▸ **To be done**: Extract, from the listing that follows, each line containing the word "with".

▸ **Task data**:
--------------------------------
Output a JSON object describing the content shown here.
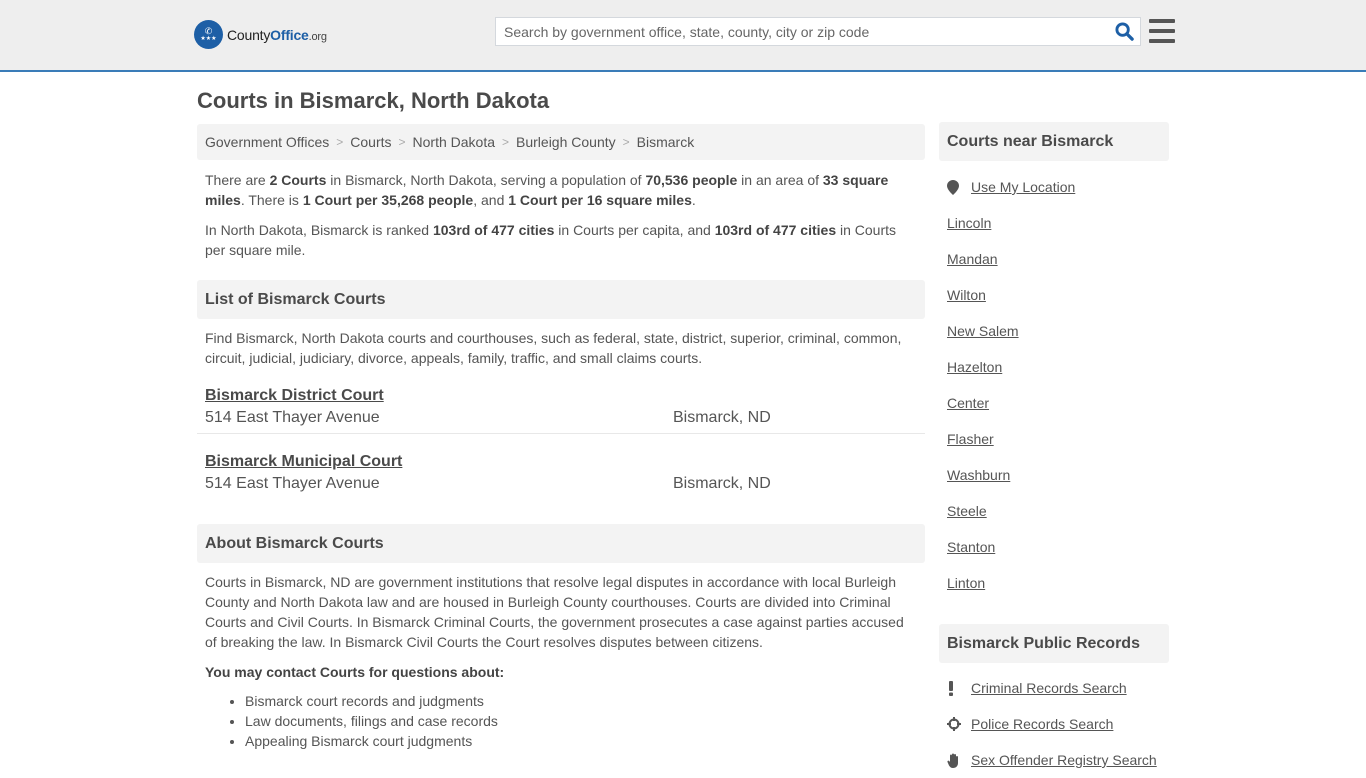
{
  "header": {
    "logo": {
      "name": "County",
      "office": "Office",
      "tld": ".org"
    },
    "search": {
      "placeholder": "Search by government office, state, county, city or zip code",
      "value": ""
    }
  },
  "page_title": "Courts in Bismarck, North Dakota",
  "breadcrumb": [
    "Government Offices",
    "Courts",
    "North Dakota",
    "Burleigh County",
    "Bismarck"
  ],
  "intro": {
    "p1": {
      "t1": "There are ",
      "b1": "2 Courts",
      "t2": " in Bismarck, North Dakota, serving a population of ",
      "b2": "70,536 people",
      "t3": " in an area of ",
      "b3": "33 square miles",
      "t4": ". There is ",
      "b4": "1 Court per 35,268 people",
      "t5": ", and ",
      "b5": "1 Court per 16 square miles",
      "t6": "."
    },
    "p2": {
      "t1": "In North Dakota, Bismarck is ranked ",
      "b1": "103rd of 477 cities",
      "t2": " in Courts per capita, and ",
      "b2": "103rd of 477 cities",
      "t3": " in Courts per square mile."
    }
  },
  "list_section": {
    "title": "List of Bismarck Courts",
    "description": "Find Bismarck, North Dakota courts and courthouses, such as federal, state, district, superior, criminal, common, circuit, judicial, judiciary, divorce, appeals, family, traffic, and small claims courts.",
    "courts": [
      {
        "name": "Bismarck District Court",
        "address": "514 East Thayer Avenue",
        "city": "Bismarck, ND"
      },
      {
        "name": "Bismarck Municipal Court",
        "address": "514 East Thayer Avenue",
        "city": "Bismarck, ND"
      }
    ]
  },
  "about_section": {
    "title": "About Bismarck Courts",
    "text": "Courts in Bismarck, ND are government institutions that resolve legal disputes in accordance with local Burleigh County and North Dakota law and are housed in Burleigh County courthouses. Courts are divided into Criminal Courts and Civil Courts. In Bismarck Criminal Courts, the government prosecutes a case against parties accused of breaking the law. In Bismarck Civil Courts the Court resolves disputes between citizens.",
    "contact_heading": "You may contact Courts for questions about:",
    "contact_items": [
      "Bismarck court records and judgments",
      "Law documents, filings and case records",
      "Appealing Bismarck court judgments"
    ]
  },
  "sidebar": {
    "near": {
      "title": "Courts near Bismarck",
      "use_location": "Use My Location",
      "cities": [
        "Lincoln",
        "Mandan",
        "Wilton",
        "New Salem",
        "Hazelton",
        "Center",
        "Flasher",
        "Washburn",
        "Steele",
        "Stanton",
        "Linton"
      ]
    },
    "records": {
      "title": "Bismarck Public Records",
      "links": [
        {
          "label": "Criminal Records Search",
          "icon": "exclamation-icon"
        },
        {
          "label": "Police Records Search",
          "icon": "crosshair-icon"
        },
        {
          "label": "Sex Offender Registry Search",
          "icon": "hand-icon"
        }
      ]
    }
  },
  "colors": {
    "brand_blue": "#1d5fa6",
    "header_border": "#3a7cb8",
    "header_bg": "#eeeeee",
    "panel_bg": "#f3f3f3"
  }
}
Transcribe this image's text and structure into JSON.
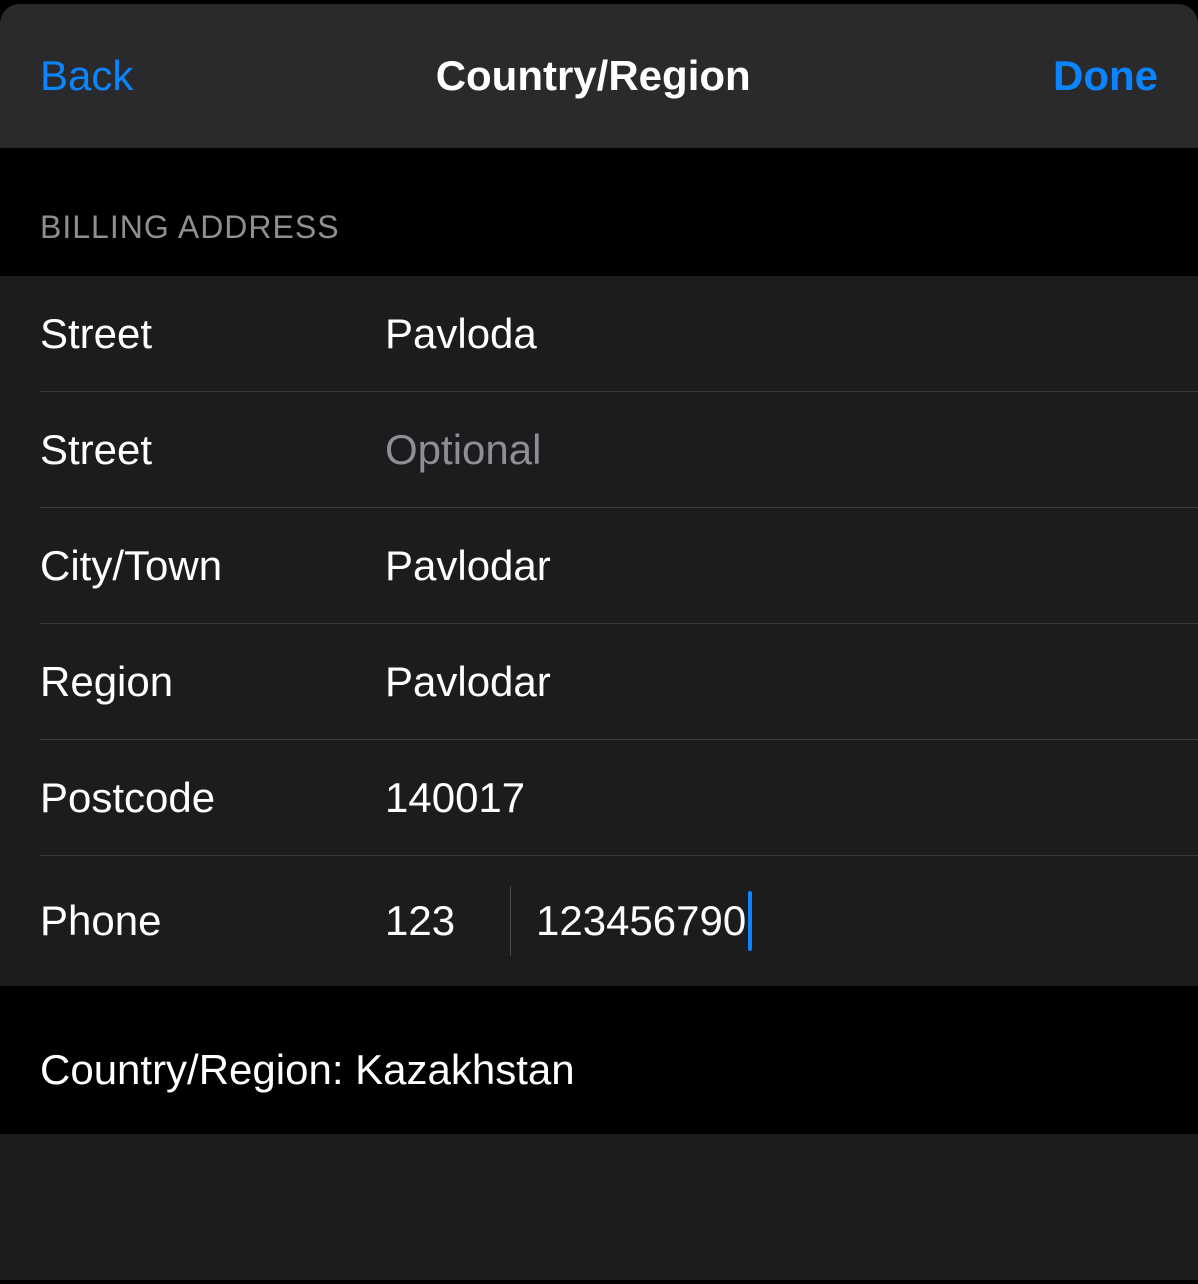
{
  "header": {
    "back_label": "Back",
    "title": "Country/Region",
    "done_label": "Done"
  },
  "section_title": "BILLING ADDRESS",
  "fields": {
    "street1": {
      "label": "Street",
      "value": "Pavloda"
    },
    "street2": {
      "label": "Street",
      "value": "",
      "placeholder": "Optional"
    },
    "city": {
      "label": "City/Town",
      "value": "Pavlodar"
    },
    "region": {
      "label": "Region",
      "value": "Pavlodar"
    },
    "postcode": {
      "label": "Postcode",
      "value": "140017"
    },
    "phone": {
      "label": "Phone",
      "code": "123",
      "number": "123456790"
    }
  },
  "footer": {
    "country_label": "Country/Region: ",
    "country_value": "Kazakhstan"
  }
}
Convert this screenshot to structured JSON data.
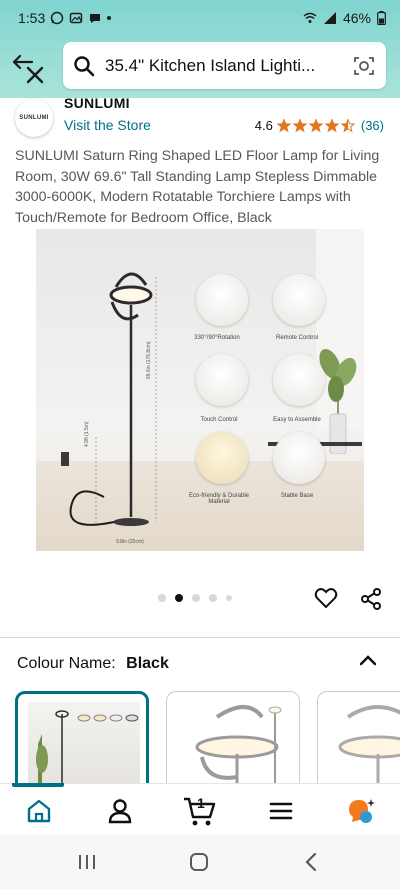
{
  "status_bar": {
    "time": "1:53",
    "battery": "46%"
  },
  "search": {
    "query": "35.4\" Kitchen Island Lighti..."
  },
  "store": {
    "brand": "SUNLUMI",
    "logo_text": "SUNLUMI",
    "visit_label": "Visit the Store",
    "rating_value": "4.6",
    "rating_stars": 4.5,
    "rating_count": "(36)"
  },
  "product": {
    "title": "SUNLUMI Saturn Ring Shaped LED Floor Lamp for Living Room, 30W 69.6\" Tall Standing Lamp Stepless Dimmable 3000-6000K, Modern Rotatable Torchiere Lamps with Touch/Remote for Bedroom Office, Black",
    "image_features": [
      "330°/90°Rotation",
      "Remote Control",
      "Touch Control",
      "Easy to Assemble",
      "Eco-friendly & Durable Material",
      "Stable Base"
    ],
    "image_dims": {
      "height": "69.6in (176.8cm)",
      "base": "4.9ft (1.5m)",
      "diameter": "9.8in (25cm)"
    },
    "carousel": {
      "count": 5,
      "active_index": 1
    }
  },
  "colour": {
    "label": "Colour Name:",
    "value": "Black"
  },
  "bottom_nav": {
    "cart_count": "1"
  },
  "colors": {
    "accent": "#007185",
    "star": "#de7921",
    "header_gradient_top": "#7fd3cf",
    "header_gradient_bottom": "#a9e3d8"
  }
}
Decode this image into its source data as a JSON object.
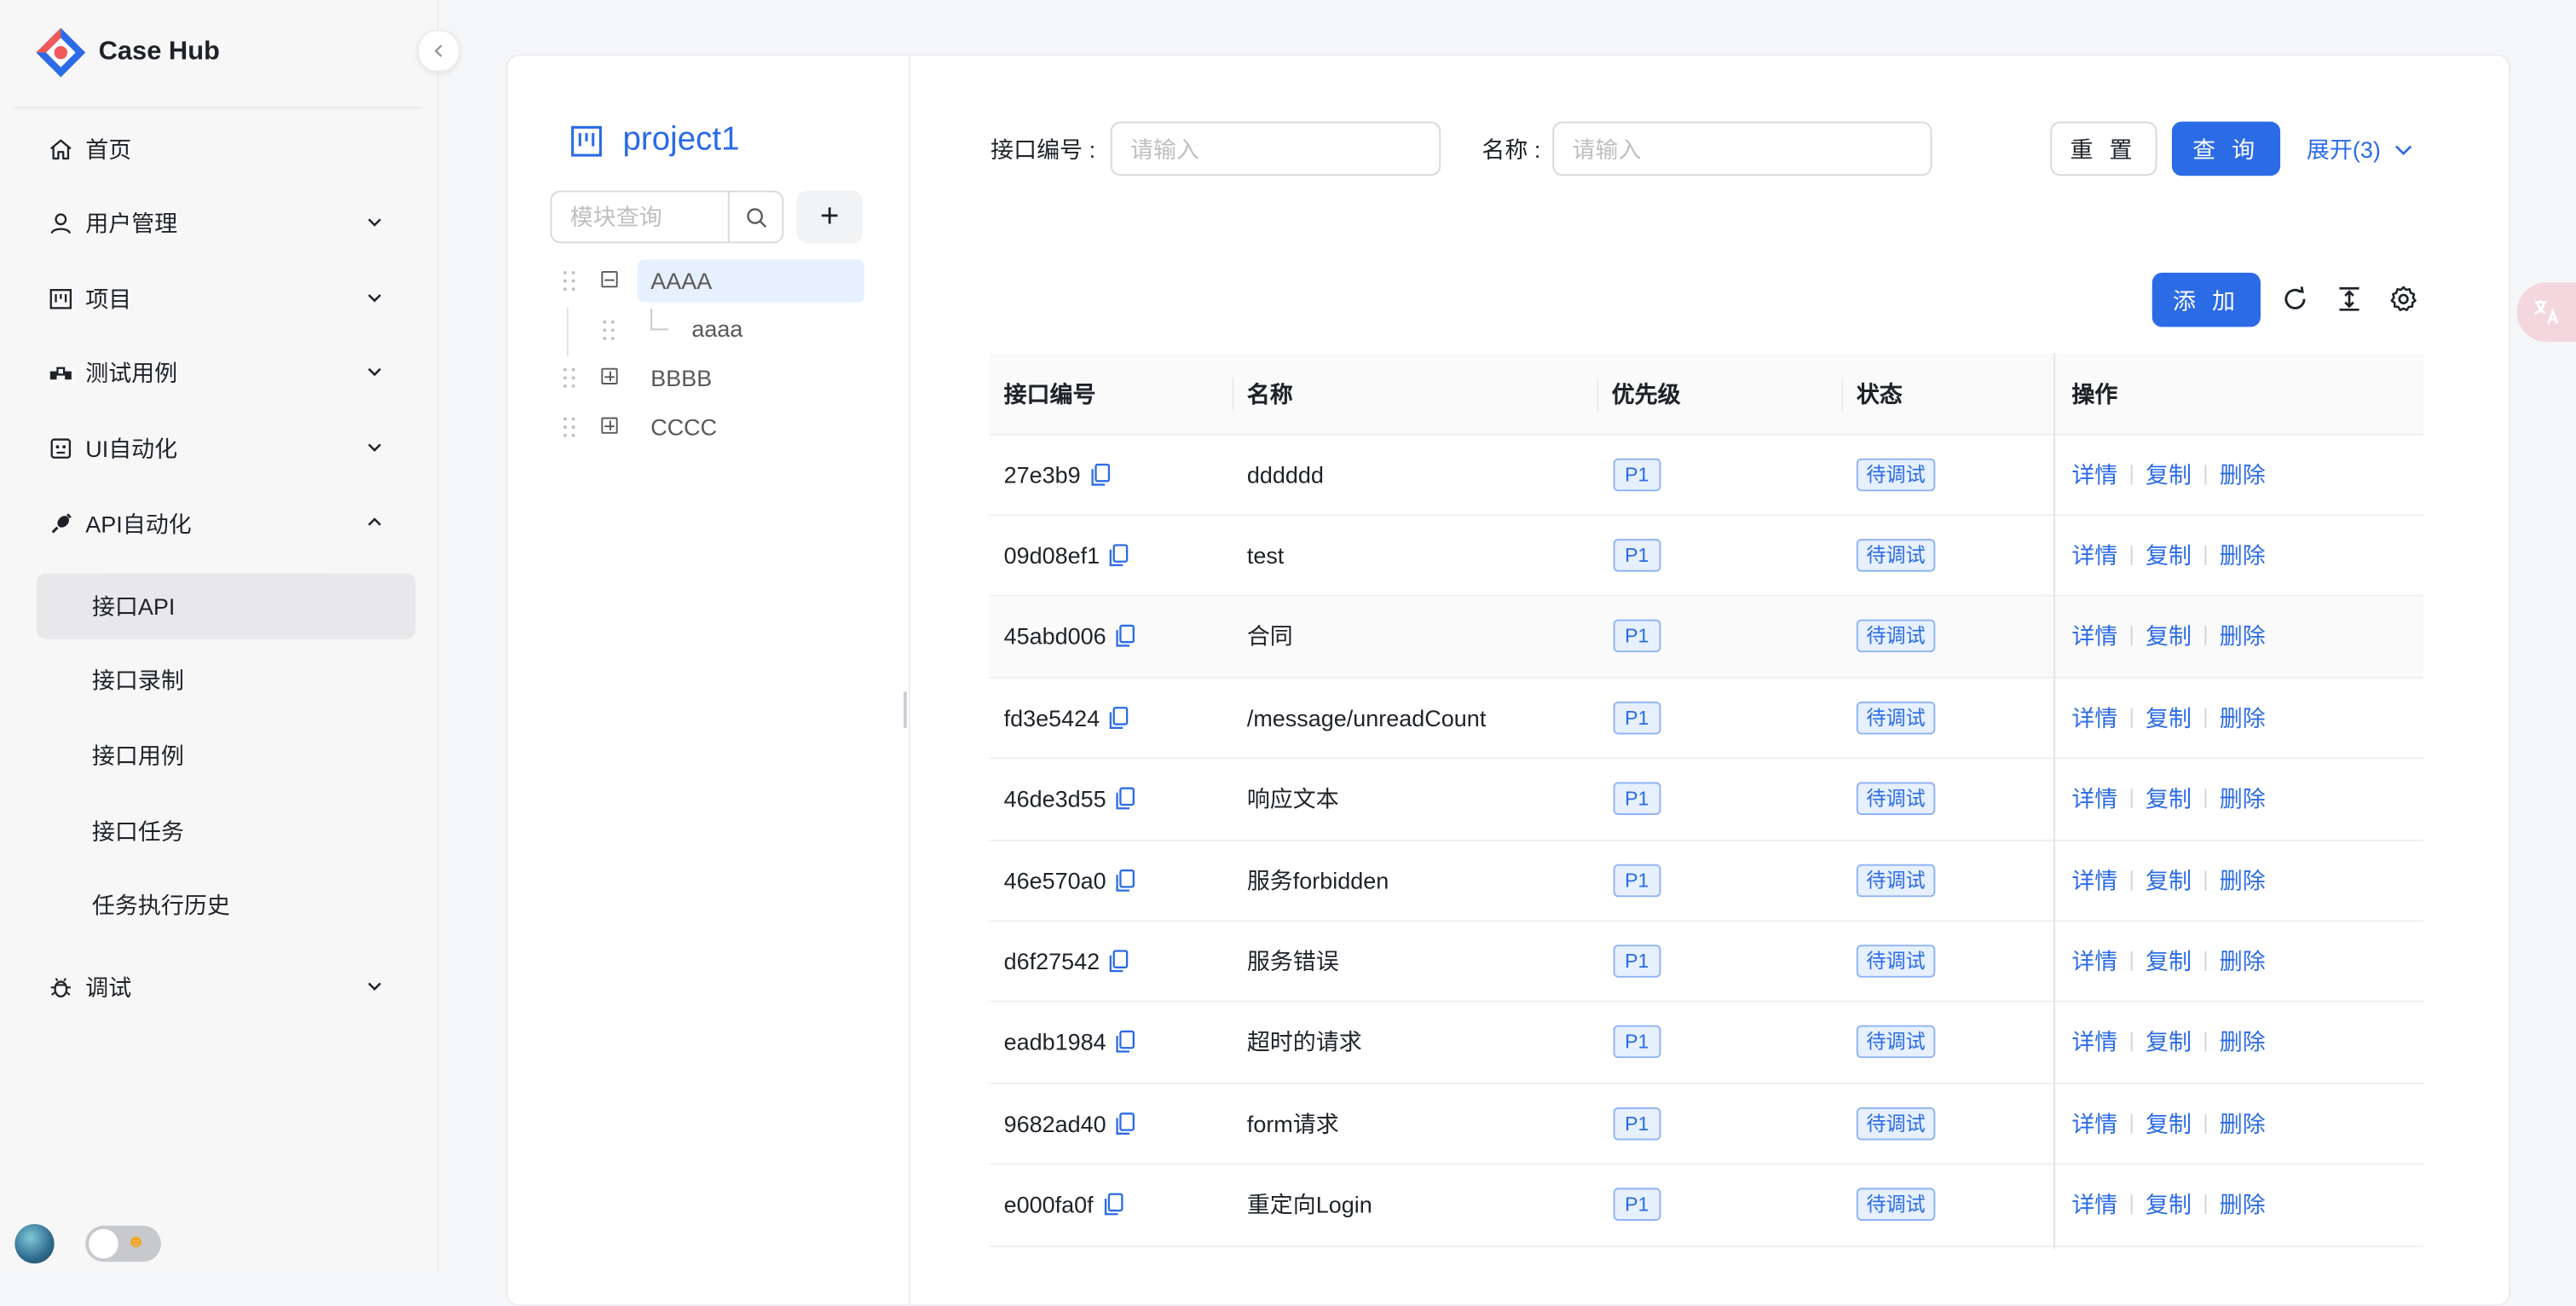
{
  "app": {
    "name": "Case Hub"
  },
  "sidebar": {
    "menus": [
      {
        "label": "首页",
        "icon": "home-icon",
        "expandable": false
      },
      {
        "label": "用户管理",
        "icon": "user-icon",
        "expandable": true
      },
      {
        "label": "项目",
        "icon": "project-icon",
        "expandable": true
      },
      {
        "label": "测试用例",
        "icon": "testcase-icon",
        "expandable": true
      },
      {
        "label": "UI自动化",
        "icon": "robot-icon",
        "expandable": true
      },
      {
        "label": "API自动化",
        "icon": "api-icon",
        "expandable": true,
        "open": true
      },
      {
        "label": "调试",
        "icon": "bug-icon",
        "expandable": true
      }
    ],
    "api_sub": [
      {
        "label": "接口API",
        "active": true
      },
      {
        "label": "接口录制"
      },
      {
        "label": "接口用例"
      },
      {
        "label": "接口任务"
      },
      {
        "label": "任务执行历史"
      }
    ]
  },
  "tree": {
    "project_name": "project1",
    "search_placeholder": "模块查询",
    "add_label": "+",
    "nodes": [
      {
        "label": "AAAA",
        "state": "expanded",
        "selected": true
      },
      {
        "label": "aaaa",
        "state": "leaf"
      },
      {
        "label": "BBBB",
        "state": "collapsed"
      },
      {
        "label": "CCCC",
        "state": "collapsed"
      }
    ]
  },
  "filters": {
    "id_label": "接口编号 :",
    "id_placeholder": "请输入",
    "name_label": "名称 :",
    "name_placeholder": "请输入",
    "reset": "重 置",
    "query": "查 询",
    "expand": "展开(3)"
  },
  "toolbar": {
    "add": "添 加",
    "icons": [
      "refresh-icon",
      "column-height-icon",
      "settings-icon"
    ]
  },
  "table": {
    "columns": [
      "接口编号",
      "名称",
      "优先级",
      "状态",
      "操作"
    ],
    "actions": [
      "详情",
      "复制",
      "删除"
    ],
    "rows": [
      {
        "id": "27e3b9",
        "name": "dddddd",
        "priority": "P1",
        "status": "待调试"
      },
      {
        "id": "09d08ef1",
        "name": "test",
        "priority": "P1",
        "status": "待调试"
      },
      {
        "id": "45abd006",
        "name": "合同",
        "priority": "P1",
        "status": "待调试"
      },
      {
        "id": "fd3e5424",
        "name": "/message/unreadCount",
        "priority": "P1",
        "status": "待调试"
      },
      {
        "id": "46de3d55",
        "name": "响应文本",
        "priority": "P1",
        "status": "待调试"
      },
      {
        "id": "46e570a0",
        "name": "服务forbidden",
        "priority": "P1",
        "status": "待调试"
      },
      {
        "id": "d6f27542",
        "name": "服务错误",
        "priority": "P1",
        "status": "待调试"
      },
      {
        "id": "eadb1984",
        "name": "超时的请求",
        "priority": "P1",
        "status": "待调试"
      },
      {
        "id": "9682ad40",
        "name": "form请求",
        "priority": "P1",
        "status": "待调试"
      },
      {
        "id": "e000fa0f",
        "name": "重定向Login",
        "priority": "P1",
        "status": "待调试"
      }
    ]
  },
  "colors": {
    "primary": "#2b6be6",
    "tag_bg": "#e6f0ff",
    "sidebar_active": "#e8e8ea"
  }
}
--------------------------------
▸ **The solution**:
    "text": "Courts in Bismarck, ND are government institutions that resolve legal disputes in accordance with local Burleigh County and North Dakota law and are housed in Burleigh County courthouses. Courts are divided into Criminal Courts and Civil Courts. In Bismarck Criminal Courts, the government prosecutes a case against parties accused of breaking the law. In Bismarck Civil Courts the Court resolves disputes between citizens.",
    "title": "SUNLUMI Saturn Ring Shaped LED Floor Lamp for Living Room, 30W 69.6\" Tall Standing Lamp Stepless Dimmable 3000-6000K, Modern Rotatable Torchiere Lamps with Touch/Remote for Bedroom Office, Black",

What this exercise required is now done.